+++ Source records
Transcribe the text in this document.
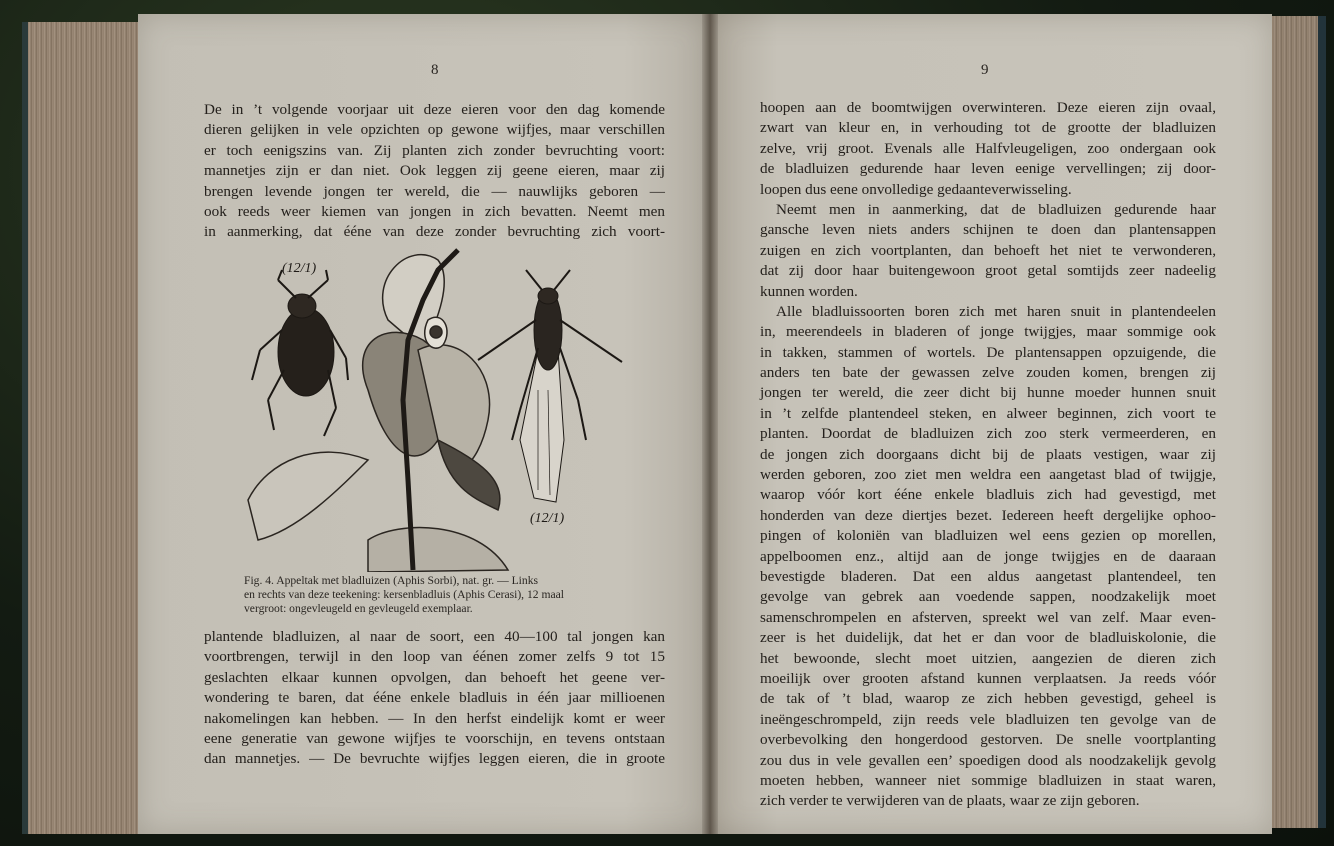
8	9
De in ’t volgende voorjaar uit deze eieren voor den dag komende
dieren gelijken in vele opzichten op gewone wijfjes, maar verschillen
er toch eenigszins van. Zij planten zich zonder bevruchting voort:
mannetjes zijn er dan niet. Ook leggen zij geene eieren, maar zij
brengen levende jongen ter wereld, die — nauwlijks geboren —
ook reeds weer kiemen van jongen in zich bevatten. Neemt men
in aanmerking, dat ééne van deze zonder bevruchting zich voort-
(12/1)
(12/1)
Fig. 4. Appeltak met bladluizen (Aphis Sorbi), nat. gr. — Links
en rechts van deze teekening: kersenbladluis (Aphis Cerasi), 12 maal
vergroot: ongevleugeld en gevleugeld exemplaar.
plantende bladluizen, al naar de soort, een 40—100 tal jongen kan
voortbrengen, terwijl in den loop van éénen zomer zelfs 9 tot 15
geslachten elkaar kunnen opvolgen, dan behoeft het geene ver-
wondering te baren, dat ééne enkele bladluis in één jaar millioenen
nakomelingen kan hebben. — In den herfst eindelijk komt er weer
eene generatie van gewone wijfjes te voorschijn, en tevens ontstaan
dan mannetjes. — De bevruchte wijfjes leggen eieren, die in groote
hoopen aan de boomtwijgen overwinteren. Deze eieren zijn ovaal,
zwart van kleur en, in verhouding tot de grootte der bladluizen
zelve, vrij groot. Evenals alle Halfvleugeligen, zoo ondergaan ook
de bladluizen gedurende haar leven eenige vervellingen; zij door-
loopen dus eene onvolledige gedaanteverwisseling.
Neemt men in aanmerking, dat de bladluizen gedurende haar
gansche leven niets anders schijnen te doen dan plantensappen
zuigen en zich voortplanten, dan behoeft het niet te verwonderen,
dat zij door haar buitengewoon groot getal somtijds zeer nadeelig
kunnen worden.
Alle bladluissoorten boren zich met haren snuit in plantendeelen
in, meerendeels in bladeren of jonge twijgjes, maar sommige ook
in takken, stammen of wortels. De plantensappen opzuigende, die
anders ten bate der gewassen zelve zouden komen, brengen zij
jongen ter wereld, die zeer dicht bij hunne moeder hunnen snuit
in ’t zelfde plantendeel steken, en alweer beginnen, zich voort te
planten. Doordat de bladluizen zich zoo sterk vermeerderen, en
de jongen zich doorgaans dicht bij de plaats vestigen, waar zij
werden geboren, zoo ziet men weldra een aangetast blad of twijgje,
waarop vóór kort ééne enkele bladluis zich had gevestigd, met
honderden van deze diertjes bezet. Iedereen heeft dergelijke ophoo-
pingen of koloniën van bladluizen wel eens gezien op morellen,
appelboomen enz., altijd aan de jonge twijgjes en de daaraan
bevestigde bladeren. Dat een aldus aangetast plantendeel, ten
gevolge van gebrek aan voedende sappen, noodzakelijk moet
samenschrompelen en afsterven, spreekt wel van zelf. Maar even-
zeer is het duidelijk, dat het er dan voor de bladluiskolonie, die
het bewoonde, slecht moet uitzien, aangezien de dieren zich
moeilijk over grooten afstand kunnen verplaatsen. Ja reeds vóór
de tak of ’t blad, waarop ze zich hebben gevestigd, geheel is
ineëngeschrompeld, zijn reeds vele bladluizen ten gevolge van de
overbevolking den hongerdood gestorven. De snelle voortplanting
zou dus in vele gevallen een’ spoedigen dood als noodzakelijk gevolg
moeten hebben, wanneer niet sommige bladluizen in staat waren,
zich verder te verwijderen van de plaats, waar ze zijn geboren.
++++++
Quote the records in their entirety, keeping the wording exact and excluding pictures.

- _Final result_:
Transcribe the text in this document.
8	9
De in ’t volgende voorjaar uit deze eieren voor den dag komende
dieren gelijken in vele opzichten op gewone wijfjes, maar verschillen
er toch eenigszins van. Zij planten zich zonder bevruchting voort:
mannetjes zijn er dan niet. Ook leggen zij geene eieren, maar zij
brengen levende jongen ter wereld, die — nauwlijks geboren —
ook reeds weer kiemen van jongen in zich bevatten. Neemt men
in aanmerking, dat ééne van deze zonder bevruchting zich voort-
(12/1)
(12/1)
Fig. 4. Appeltak met bladluizen (Aphis Sorbi), nat. gr. — Links
en rechts van deze teekening: kersenbladluis (Aphis Cerasi), 12 maal
vergroot: ongevleugeld en gevleugeld exemplaar.
plantende bladluizen, al naar de soort, een 40—100 tal jongen kan
voortbrengen, terwijl in den loop van éénen zomer zelfs 9 tot 15
geslachten elkaar kunnen opvolgen, dan behoeft het geene ver-
wondering te baren, dat ééne enkele bladluis in één jaar millioenen
nakomelingen kan hebben. — In den herfst eindelijk komt er weer
eene generatie van gewone wijfjes te voorschijn, en tevens ontstaan
dan mannetjes. — De bevruchte wijfjes leggen eieren, die in groote
hoopen aan de boomtwijgen overwinteren. Deze eieren zijn ovaal,
zwart van kleur en, in verhouding tot de grootte der bladluizen
zelve, vrij groot. Evenals alle Halfvleugeligen, zoo ondergaan ook
de bladluizen gedurende haar leven eenige vervellingen; zij door-
loopen dus eene onvolledige gedaanteverwisseling.
Neemt men in aanmerking, dat de bladluizen gedurende haar
gansche leven niets anders schijnen te doen dan plantensappen
zuigen en zich voortplanten, dan behoeft het niet te verwonderen,
dat zij door haar buitengewoon groot getal somtijds zeer nadeelig
kunnen worden.
Alle bladluissoorten boren zich met haren snuit in plantendeelen
in, meerendeels in bladeren of jonge twijgjes, maar sommige ook
in takken, stammen of wortels. De plantensappen opzuigende, die
anders ten bate der gewassen zelve zouden komen, brengen zij
jongen ter wereld, die zeer dicht bij hunne moeder hunnen snuit
in ’t zelfde plantendeel steken, en alweer beginnen, zich voort te
planten. Doordat de bladluizen zich zoo sterk vermeerderen, en
de jongen zich doorgaans dicht bij de plaats vestigen, waar zij
werden geboren, zoo ziet men weldra een aangetast blad of twijgje,
waarop vóór kort ééne enkele bladluis zich had gevestigd, met
honderden van deze diertjes bezet. Iedereen heeft dergelijke ophoo-
pingen of koloniën van bladluizen wel eens gezien op morellen,
appelboomen enz., altijd aan de jonge twijgjes en de daaraan
bevestigde bladeren. Dat een aldus aangetast plantendeel, ten
gevolge van gebrek aan voedende sappen, noodzakelijk moet
samenschrompelen en afsterven, spreekt wel van zelf. Maar even-
zeer is het duidelijk, dat het er dan voor de bladluiskolonie, die
het bewoonde, slecht moet uitzien, aangezien de dieren zich
moeilijk over grooten afstand kunnen verplaatsen. Ja reeds vóór
de tak of ’t blad, waarop ze zich hebben gevestigd, geheel is
ineëngeschrompeld, zijn reeds vele bladluizen ten gevolge van de
overbevolking den hongerdood gestorven. De snelle voortplanting
zou dus in vele gevallen een’ spoedigen dood als noodzakelijk gevolg
moeten hebben, wanneer niet sommige bladluizen in staat waren,
zich verder te verwijderen van de plaats, waar ze zijn geboren.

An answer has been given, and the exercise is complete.